BEGIN

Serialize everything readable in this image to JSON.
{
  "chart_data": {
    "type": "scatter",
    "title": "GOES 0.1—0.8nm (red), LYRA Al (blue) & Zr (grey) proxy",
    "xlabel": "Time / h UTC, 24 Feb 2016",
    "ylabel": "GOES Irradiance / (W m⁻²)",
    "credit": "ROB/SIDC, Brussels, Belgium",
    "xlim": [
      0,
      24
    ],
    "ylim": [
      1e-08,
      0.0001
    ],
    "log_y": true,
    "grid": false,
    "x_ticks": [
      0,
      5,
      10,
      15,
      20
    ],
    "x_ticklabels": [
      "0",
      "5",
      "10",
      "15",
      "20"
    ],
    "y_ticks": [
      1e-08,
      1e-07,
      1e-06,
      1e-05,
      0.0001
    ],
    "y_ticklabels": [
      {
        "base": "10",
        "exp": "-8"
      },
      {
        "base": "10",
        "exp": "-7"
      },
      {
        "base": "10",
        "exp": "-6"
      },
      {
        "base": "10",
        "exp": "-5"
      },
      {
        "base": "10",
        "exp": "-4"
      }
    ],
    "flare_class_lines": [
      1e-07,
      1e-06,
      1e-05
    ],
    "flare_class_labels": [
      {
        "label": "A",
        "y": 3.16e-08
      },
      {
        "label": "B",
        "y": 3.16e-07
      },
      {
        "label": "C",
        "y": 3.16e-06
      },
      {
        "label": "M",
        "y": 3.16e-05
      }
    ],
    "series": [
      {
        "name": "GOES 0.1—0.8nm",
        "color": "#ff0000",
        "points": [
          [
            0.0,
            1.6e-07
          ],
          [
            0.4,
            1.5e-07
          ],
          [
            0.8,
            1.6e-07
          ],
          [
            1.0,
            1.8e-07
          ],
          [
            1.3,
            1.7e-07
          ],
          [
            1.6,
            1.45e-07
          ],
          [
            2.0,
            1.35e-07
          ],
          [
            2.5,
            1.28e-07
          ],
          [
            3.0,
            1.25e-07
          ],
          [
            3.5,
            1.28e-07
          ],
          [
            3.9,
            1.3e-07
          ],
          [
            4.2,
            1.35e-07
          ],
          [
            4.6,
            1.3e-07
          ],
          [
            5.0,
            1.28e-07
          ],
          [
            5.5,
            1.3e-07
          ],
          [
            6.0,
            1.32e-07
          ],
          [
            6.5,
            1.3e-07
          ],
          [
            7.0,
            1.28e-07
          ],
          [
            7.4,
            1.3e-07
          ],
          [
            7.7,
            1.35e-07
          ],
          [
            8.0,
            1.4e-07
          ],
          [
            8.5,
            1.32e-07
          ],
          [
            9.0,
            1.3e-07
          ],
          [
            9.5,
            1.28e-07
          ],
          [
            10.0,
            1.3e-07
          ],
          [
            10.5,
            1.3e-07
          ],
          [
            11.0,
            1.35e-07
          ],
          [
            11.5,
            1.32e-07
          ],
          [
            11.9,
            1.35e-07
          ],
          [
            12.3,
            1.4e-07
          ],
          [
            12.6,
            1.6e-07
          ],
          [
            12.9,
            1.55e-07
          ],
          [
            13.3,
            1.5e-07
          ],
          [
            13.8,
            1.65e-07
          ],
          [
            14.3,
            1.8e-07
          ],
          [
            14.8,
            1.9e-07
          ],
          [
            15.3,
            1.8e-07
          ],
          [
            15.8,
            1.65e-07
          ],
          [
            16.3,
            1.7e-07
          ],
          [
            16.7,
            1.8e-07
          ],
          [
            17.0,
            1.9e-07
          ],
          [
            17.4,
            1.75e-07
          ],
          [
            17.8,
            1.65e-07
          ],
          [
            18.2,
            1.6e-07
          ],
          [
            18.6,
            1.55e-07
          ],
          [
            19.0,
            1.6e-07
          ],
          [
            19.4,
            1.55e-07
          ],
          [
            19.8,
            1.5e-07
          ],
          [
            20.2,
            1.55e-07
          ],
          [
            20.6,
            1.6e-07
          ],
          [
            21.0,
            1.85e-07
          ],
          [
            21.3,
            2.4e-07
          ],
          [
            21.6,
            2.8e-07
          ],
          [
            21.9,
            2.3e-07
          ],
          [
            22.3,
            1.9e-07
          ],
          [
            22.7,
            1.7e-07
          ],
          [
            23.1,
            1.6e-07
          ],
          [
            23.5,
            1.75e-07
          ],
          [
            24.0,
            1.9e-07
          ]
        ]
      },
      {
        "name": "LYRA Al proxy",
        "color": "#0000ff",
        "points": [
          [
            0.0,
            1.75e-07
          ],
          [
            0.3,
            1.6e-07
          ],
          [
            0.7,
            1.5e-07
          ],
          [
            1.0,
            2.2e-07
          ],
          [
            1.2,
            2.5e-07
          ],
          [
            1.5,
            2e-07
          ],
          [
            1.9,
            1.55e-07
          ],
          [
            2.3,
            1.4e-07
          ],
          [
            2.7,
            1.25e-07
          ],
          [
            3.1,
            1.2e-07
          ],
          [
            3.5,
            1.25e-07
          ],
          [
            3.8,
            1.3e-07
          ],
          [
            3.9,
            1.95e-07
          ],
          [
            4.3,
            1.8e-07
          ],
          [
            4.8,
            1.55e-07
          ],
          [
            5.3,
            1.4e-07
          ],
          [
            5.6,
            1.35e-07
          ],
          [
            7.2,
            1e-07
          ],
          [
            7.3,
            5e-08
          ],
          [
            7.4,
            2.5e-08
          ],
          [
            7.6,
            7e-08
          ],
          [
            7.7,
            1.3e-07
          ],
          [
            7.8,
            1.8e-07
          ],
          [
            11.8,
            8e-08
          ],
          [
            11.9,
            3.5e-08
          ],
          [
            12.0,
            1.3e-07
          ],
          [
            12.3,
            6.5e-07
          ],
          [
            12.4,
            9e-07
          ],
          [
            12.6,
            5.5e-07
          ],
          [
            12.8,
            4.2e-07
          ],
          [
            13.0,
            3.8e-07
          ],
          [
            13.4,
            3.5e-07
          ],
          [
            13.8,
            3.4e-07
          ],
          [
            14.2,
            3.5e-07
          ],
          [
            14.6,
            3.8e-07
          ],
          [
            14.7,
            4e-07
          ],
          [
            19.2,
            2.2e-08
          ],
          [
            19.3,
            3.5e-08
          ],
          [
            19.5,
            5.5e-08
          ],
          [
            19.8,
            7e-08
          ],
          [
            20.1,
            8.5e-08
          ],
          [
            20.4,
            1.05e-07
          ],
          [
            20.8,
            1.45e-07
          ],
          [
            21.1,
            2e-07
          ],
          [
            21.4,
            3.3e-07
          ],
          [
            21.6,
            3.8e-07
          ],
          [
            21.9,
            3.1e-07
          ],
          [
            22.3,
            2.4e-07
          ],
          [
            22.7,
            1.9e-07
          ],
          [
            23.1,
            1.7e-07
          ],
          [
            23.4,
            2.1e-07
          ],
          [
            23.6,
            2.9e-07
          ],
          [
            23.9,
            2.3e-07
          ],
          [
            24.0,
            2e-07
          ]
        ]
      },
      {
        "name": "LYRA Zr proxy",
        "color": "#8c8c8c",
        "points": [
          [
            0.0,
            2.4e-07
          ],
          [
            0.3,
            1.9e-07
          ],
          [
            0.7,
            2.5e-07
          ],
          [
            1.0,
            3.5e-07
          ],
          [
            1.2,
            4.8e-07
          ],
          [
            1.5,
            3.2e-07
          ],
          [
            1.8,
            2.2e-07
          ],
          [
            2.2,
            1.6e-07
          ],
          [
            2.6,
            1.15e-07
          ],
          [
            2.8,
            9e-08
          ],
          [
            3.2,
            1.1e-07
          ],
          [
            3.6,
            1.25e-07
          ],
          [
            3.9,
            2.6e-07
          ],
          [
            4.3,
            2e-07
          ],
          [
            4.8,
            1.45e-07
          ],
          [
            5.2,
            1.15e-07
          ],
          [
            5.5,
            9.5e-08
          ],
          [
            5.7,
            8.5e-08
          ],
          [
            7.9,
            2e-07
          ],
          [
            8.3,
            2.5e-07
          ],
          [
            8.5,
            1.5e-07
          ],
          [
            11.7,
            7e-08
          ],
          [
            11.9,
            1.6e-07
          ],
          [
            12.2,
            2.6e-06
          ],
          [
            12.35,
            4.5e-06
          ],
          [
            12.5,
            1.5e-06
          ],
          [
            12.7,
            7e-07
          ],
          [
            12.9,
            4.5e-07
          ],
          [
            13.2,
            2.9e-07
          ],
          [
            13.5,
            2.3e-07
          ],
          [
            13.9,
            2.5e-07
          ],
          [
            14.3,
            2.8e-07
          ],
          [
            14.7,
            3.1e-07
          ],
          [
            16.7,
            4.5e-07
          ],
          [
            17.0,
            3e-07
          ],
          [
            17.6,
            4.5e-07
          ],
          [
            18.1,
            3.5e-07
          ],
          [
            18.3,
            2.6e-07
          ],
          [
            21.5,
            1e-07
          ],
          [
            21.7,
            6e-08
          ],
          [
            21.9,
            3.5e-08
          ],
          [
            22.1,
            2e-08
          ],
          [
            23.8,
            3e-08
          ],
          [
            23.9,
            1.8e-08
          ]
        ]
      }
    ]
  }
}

END

▶ **Objective**
State how many lines of the records above contain the word "color", and give only that number.

▶ **Solution**
3